_GIVEN TEXT_
------------------------------------------------------------
# Any good zucchini recipes?



## Cimarron (Jul 7, 2008)

Our garden is overflowing with zucchini and yellow squash! Does anyone have any tried and true recipes they would share. We have a couple casseroles we like to make but need to expand to something else! Thanks! Sheila


----------



## Matt73 (Jul 7, 2008)

Cimarron said:


> Our garden is overflowing with zucchini and yellow squash! Does anyone have any tried and true recipes they would share. We have a couple casseroles we like to make but need to expand to something else! Thanks! Sheila



Don't have a recipe on hand, but my mom used to make amazing zucchini bread. I'm sure if you look it up online you can find a great recipe.

Edited...Found one for you:

Ingredients:

2 cups shredded raw zucchini

3 eggs

1 3/4 cups sugar

1 cup vegetable oil

2 cups flour

1/4 teaspoon baking powder

2 teaspoons baking soda

2 teaspoons cinnamon

1 teaspoon salt

2 teaspoons vanilla

1 cup chopped walnuts

Preparation:

Put zucchini in strainer and press or squeeze with hands to get excess liquid out. Beat eggs, sugar, and oil together. Add flour, baking powder, soda, cinnamon, salt, vanilla, and walnuts. Mix together by hand. Add drained zucchini. Mix well. Pour into 2 greased and floured loaf pans. Bake 55 to 65 minutes at 350°, or until a wooden pick or cake tester inserted in center comes out with very little cake clinging to it.
------------------------------------------------------------
_AVAILABLE RECORDS_
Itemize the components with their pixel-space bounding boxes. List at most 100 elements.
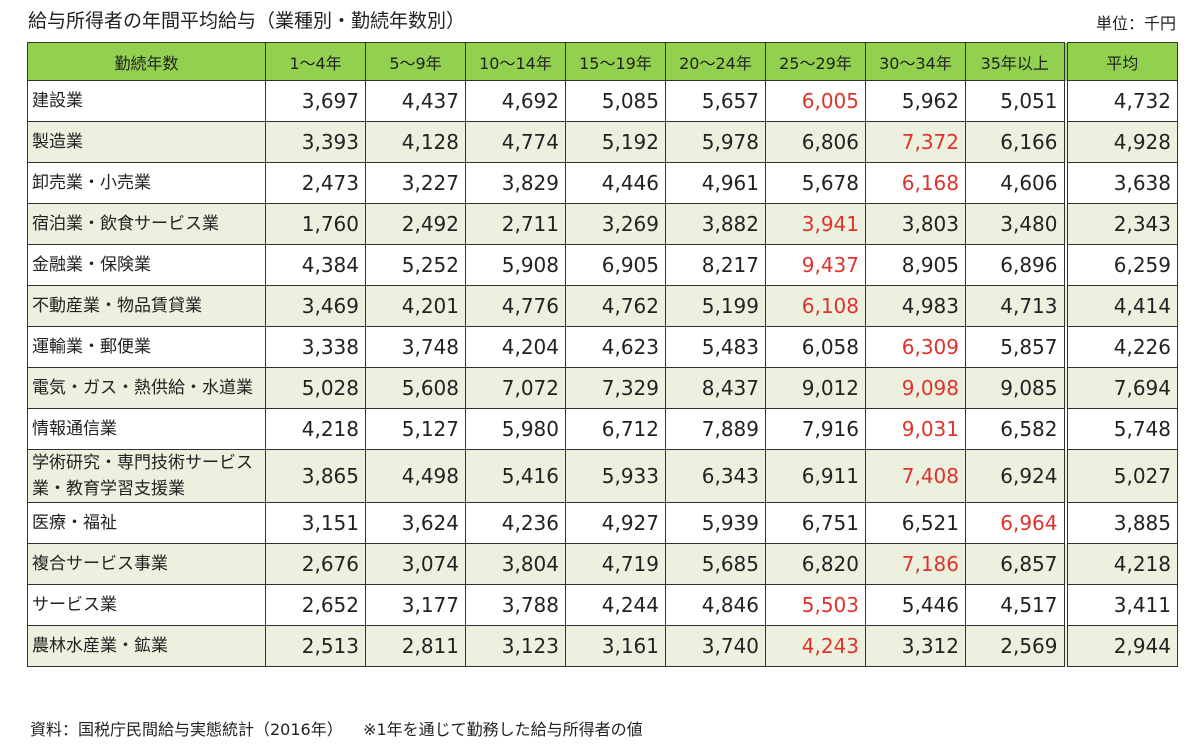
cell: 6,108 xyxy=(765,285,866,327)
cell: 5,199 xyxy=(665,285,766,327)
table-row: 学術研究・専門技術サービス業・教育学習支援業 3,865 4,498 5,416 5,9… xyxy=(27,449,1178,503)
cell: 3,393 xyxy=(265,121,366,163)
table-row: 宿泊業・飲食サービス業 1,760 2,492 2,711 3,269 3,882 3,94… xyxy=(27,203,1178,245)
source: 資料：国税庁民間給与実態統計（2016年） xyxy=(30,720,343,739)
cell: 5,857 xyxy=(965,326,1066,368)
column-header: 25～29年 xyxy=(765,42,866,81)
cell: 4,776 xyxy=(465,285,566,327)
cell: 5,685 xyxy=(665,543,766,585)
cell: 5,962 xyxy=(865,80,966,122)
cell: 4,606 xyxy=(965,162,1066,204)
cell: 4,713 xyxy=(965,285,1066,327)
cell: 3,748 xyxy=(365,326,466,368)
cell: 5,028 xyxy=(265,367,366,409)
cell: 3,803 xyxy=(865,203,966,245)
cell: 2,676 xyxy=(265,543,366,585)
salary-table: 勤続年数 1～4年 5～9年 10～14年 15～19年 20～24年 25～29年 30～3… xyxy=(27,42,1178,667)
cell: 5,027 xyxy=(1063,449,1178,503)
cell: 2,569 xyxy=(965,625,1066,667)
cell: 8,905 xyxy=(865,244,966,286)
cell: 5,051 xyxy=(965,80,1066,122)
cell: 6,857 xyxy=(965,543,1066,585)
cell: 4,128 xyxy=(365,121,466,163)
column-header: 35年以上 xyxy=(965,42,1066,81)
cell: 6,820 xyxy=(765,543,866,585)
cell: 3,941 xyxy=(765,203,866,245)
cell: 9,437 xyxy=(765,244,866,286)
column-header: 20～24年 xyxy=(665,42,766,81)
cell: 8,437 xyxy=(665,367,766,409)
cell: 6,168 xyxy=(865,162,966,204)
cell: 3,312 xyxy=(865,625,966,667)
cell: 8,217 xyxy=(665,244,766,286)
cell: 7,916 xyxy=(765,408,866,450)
------------------------------------------------------------
_REQUIRED ACTIONS_
1. Copy out the records word for word, starting at the line that contains "cell: 6,108 xyxy=(765,285,866,327)" and going through the last line of the records, with both of those lines included.
2. Write what comes next in the thread about zucchini recipes, picking up after its last sentence.
These records are unrelated to the forum thread about zucchini recipes.

_REPLIES_
1.
cell: 6,108 xyxy=(765,285,866,327)
cell: 5,199 xyxy=(665,285,766,327)
table-row: 学術研究・専門技術サービス業・教育学習支援業 3,865 4,498 5,416 5,9… xyxy=(27,449,1178,503)
cell: 3,393 xyxy=(265,121,366,163)
table-row: 宿泊業・飲食サービス業 1,760 2,492 2,711 3,269 3,882 3,94… xyxy=(27,203,1178,245)
source: 資料：国税庁民間給与実態統計（2016年） xyxy=(30,720,343,739)
cell: 5,857 xyxy=(965,326,1066,368)
column-header: 25～29年 xyxy=(765,42,866,81)
cell: 4,776 xyxy=(465,285,566,327)
cell: 5,685 xyxy=(665,543,766,585)
cell: 5,962 xyxy=(865,80,966,122)
cell: 4,606 xyxy=(965,162,1066,204)
cell: 4,713 xyxy=(965,285,1066,327)
cell: 3,748 xyxy=(365,326,466,368)
cell: 5,028 xyxy=(265,367,366,409)
cell: 3,803 xyxy=(865,203,966,245)
cell: 2,676 xyxy=(265,543,366,585)
salary-table: 勤続年数 1～4年 5～9年 10～14年 15～19年 20～24年 25～29年 30～3… xyxy=(27,42,1178,667)
cell: 5,027 xyxy=(1063,449,1178,503)
cell: 2,569 xyxy=(965,625,1066,667)
cell: 8,905 xyxy=(865,244,966,286)
cell: 5,051 xyxy=(965,80,1066,122)
cell: 6,857 xyxy=(965,543,1066,585)
cell: 4,128 xyxy=(365,121,466,163)
column-header: 35年以上 xyxy=(965,42,1066,81)
cell: 6,820 xyxy=(765,543,866,585)
cell: 3,941 xyxy=(765,203,866,245)
cell: 9,437 xyxy=(765,244,866,286)
column-header: 20～24年 xyxy=(665,42,766,81)
cell: 8,437 xyxy=(665,367,766,409)
cell: 6,168 xyxy=(865,162,966,204)
cell: 3,312 xyxy=(865,625,966,667)
cell: 8,217 xyxy=(665,244,766,286)
cell: 7,916 xyxy=(765,408,866,450)

2.
----------



## Miniv (Jul 8, 2008)

Of course there's only so many zucchini breads you can make.........



And I love 'em!

I've thrown them into my Italian red sauces.......Stir Fry........but the family favorite is --

Cut the zuke long wise.......If too mature, core them. Otherwise just score down the center with a fork.

Place small spots of butter or margarine down the center and sprinkle with Italian seasoned bread crumbs.

Bake for about 15+ minutes or until your fork goes into it easily. I bake them in a casserole pan or a cookie sheet.


----------



## Bunnylady (Jul 9, 2008)

I've got a couple you could try:

Stuff large zukes with a combination of ground beef, cooked rice, tomato sauce, Basil (or any other Italian seasonings), top with cheese and bake. You can pre-cook the squash, then you only have to bake long enough to melt the cheese.

This one works for either yellow squash or zucchini:

6 small to medium summer squash (any variety)

6 Tablespoons butter

2 Tablespoons minced fresh chives or green onion tops

Juice from 2 lemons or limes

Minced fresh dill or dried dill

Cut ends off squash and slice - in half lengthwise, in strips, in rounds, whatever works for you.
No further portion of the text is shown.